» What the task requires:
Only the lines from the one with "Enumerate this screenshot's" onward are wanted, through the last line of the entries, set down exactly.

# Record extracts start

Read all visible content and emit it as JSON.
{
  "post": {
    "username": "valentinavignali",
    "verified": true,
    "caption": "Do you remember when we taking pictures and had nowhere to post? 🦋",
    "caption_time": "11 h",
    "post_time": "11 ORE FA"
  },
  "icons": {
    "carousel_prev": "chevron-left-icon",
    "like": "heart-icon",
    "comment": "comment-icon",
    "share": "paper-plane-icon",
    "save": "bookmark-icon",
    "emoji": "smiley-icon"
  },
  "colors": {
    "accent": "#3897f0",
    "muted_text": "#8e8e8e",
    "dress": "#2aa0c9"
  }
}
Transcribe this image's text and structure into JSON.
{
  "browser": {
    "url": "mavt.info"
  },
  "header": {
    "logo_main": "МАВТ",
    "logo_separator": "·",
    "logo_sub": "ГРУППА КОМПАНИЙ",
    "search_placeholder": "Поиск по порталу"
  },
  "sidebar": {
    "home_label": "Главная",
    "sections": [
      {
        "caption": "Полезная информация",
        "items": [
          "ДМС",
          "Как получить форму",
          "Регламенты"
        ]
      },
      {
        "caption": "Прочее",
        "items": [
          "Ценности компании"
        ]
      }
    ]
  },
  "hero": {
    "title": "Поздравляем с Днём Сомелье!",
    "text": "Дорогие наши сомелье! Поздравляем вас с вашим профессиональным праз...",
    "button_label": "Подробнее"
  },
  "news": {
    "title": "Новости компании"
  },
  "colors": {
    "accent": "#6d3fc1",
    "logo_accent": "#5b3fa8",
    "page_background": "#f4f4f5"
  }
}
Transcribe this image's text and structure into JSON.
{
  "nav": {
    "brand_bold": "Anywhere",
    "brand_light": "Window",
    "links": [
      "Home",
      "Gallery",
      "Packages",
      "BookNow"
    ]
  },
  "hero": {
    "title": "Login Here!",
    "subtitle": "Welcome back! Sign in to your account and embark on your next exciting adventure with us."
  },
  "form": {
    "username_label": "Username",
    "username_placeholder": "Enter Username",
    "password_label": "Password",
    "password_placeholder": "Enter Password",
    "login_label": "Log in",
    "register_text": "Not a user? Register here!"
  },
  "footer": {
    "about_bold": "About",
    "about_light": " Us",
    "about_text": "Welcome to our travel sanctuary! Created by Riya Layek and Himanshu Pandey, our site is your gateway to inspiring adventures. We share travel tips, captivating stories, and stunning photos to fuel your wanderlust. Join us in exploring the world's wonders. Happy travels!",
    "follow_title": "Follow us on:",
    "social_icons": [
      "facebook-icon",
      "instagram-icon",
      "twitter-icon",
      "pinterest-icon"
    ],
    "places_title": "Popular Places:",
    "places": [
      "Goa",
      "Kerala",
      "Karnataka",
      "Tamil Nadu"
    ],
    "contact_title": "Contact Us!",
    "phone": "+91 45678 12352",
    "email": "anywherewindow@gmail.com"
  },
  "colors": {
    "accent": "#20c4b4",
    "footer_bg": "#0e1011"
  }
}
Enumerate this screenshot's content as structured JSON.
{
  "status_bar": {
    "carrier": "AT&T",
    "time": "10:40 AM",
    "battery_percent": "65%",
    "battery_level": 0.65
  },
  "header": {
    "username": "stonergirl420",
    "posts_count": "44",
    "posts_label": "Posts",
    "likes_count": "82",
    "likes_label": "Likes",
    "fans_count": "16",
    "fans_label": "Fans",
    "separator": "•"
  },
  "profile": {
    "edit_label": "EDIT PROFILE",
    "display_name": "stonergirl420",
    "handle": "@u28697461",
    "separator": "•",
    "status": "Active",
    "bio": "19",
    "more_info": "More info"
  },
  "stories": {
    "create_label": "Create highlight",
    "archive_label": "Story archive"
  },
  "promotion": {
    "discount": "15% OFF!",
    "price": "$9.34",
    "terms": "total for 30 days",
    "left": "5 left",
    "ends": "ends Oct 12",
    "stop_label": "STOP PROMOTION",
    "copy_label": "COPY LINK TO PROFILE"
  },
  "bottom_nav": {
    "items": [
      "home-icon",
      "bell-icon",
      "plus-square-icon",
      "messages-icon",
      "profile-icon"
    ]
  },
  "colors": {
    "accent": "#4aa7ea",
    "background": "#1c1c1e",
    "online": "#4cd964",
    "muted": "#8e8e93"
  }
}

# Record extracts end

» Output of the task:
Enumerate this screenshot's content as structured JSON.
{
  "status_bar": {
    "carrier": "AT&T",
    "time": "10:40 AM",
    "battery_percent": "65%",
    "battery_level": 0.65
  },
  "header": {
    "username": "stonergirl420",
    "posts_count": "44",
    "posts_label": "Posts",
    "likes_count": "82",
    "likes_label": "Likes",
    "fans_count": "16",
    "fans_label": "Fans",
    "separator": "•"
  },
  "profile": {
    "edit_label": "EDIT PROFILE",
    "display_name": "stonergirl420",
    "handle": "@u28697461",
    "separator": "•",
    "status": "Active",
    "bio": "19",
    "more_info": "More info"
  },
  "stories": {
    "create_label": "Create highlight",
    "archive_label": "Story archive"
  },
  "promotion": {
    "discount": "15% OFF!",
    "price": "$9.34",
    "terms": "total for 30 days",
    "left": "5 left",
    "ends": "ends Oct 12",
    "stop_label": "STOP PROMOTION",
    "copy_label": "COPY LINK TO PROFILE"
  },
  "bottom_nav": {
    "items": [
      "home-icon",
      "bell-icon",
      "plus-square-icon",
      "messages-icon",
      "profile-icon"
    ]
  },
  "colors": {
    "accent": "#4aa7ea",
    "background": "#1c1c1e",
    "online": "#4cd964",
    "muted": "#8e8e93"
  }
}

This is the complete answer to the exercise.